The entries below are to be transcribed in full, without their images.

━━━━━━━━━━━━━━━━

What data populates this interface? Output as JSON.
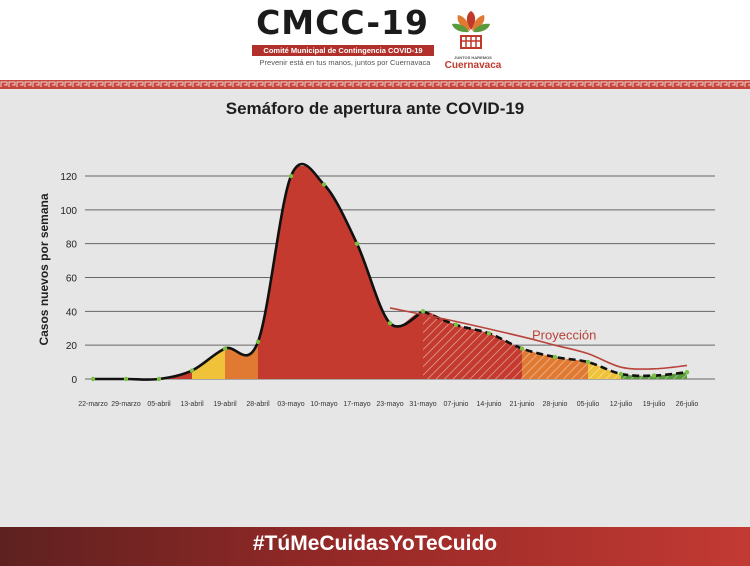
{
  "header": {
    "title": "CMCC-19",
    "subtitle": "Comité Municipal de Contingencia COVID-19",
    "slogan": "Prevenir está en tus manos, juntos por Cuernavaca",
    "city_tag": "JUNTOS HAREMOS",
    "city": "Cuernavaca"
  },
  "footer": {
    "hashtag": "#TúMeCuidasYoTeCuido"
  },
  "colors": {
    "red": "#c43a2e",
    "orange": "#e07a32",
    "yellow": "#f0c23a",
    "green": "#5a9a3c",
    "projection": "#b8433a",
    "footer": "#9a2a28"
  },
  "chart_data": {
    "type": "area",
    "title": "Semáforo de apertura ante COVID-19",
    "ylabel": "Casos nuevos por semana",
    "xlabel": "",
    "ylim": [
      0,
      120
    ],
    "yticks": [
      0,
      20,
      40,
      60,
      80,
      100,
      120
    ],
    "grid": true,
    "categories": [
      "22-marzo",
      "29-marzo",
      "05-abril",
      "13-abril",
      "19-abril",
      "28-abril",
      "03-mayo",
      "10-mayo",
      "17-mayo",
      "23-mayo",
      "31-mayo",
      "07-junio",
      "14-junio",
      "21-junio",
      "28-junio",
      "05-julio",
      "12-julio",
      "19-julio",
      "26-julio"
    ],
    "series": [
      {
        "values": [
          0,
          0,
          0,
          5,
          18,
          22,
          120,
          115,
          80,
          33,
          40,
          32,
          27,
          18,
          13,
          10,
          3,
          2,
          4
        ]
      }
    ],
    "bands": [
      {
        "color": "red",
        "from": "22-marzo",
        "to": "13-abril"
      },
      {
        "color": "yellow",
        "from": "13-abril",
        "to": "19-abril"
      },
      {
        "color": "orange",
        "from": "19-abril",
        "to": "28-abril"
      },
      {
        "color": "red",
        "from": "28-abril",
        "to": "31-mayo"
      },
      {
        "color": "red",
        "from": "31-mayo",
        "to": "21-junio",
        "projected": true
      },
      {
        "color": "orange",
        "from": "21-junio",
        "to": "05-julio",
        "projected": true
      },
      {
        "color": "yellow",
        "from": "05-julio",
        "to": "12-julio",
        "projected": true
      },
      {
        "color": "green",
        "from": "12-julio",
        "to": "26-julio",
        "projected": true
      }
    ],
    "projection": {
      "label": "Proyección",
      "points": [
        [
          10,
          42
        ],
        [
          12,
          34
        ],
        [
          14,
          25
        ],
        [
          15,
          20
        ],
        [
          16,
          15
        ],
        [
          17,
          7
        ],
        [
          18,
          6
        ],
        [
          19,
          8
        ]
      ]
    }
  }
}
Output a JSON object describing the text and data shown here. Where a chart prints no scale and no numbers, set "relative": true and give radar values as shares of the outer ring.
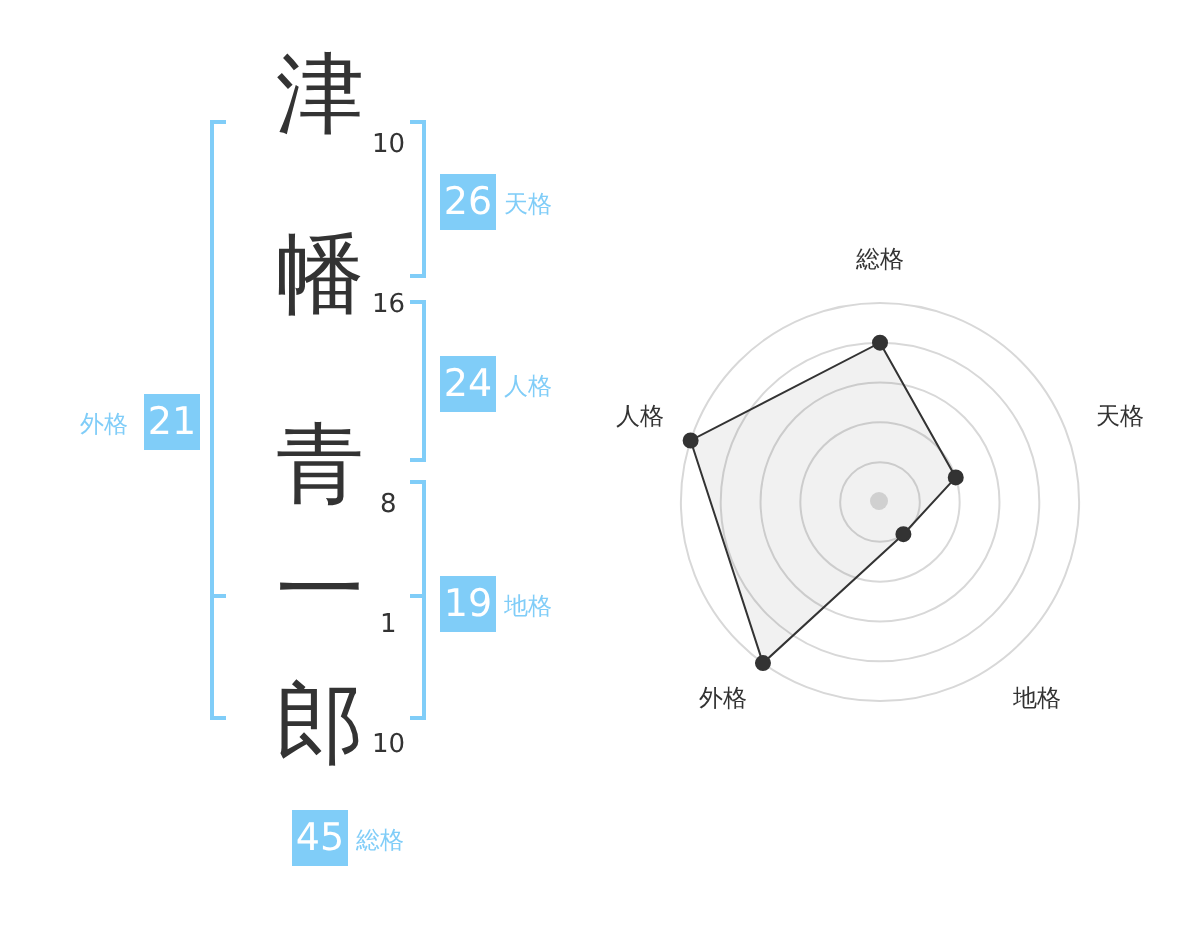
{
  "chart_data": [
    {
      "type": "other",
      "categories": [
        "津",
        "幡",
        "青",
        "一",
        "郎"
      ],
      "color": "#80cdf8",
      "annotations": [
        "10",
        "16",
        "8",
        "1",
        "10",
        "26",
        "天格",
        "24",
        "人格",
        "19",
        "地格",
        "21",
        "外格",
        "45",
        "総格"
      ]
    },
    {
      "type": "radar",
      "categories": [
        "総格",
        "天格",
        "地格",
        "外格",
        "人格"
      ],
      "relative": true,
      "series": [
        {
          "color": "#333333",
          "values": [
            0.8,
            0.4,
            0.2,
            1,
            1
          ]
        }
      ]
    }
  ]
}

━━━━━━━━━━━━━━━━

• FINISHED EXERCISE:
What data populates this interface? Output as JSON.
{
  "header": {
    "title": "CMCC-19",
    "subtitle": "Comité Municipal de Contingencia COVID-19",
    "slogan": "Prevenir está en tus manos, juntos por Cuernavaca",
    "city_tag": "JUNTOS HAREMOS",
    "city": "Cuernavaca"
  },
  "footer": {
    "hashtag": "#TúMeCuidasYoTeCuido"
  },
  "colors": {
    "red": "#c43a2e",
    "orange": "#e07a32",
    "yellow": "#f0c23a",
    "green": "#5a9a3c",
    "projection": "#b8433a",
    "footer": "#9a2a28"
  },
  "chart_data": {
    "type": "area",
    "title": "Semáforo de apertura ante COVID-19",
    "ylabel": "Casos nuevos por semana",
    "xlabel": "",
    "ylim": [
      0,
      120
    ],
    "yticks": [
      0,
      20,
      40,
      60,
      80,
      100,
      120
    ],
    "grid": true,
    "categories": [
      "22-marzo",
      "29-marzo",
      "05-abril",
      "13-abril",
      "19-abril",
      "28-abril",
      "03-mayo",
      "10-mayo",
      "17-mayo",
      "23-mayo",
      "31-mayo",
      "07-junio",
      "14-junio",
      "21-junio",
      "28-junio",
      "05-julio",
      "12-julio",
      "19-julio",
      "26-julio"
    ],
    "series": [
      {
        "values": [
          0,
          0,
          0,
          5,
          18,
          22,
          120,
          115,
          80,
          33,
          40,
          32,
          27,
          18,
          13,
          10,
          3,
          2,
          4
        ]
      }
    ],
    "bands": [
      {
        "color": "red",
        "from": "22-marzo",
        "to": "13-abril"
      },
      {
        "color": "yellow",
        "from": "13-abril",
        "to": "19-abril"
      },
      {
        "color": "orange",
        "from": "19-abril",
        "to": "28-abril"
      },
      {
        "color": "red",
        "from": "28-abril",
        "to": "31-mayo"
      },
      {
        "color": "red",
        "from": "31-mayo",
        "to": "21-junio",
        "projected": true
      },
      {
        "color": "orange",
        "from": "21-junio",
        "to": "05-julio",
        "projected": true
      },
      {
        "color": "yellow",
        "from": "05-julio",
        "to": "12-julio",
        "projected": true
      },
      {
        "color": "green",
        "from": "12-julio",
        "to": "26-julio",
        "projected": true
      }
    ],
    "projection": {
      "label": "Proyección",
      "points": [
        [
          10,
          42
        ],
        [
          12,
          34
        ],
        [
          14,
          25
        ],
        [
          15,
          20
        ],
        [
          16,
          15
        ],
        [
          17,
          7
        ],
        [
          18,
          6
        ],
        [
          19,
          8
        ]
      ]
    }
  }
}
Output a JSON object describing the text and data shown here. Where a chart prints no scale and no numbers, set "relative": true and give radar values as shares of the outer ring.
{
  "chart_data": [
    {
      "type": "other",
      "categories": [
        "津",
        "幡",
        "青",
        "一",
        "郎"
      ],
      "color": "#80cdf8",
      "annotations": [
        "10",
        "16",
        "8",
        "1",
        "10",
        "26",
        "天格",
        "24",
        "人格",
        "19",
        "地格",
        "21",
        "外格",
        "45",
        "総格"
      ]
    },
    {
      "type": "radar",
      "categories": [
        "総格",
        "天格",
        "地格",
        "外格",
        "人格"
      ],
      "relative": true,
      "series": [
        {
          "color": "#333333",
          "values": [
            0.8,
            0.4,
            0.2,
            1,
            1
          ]
        }
      ]
    }
  ]
}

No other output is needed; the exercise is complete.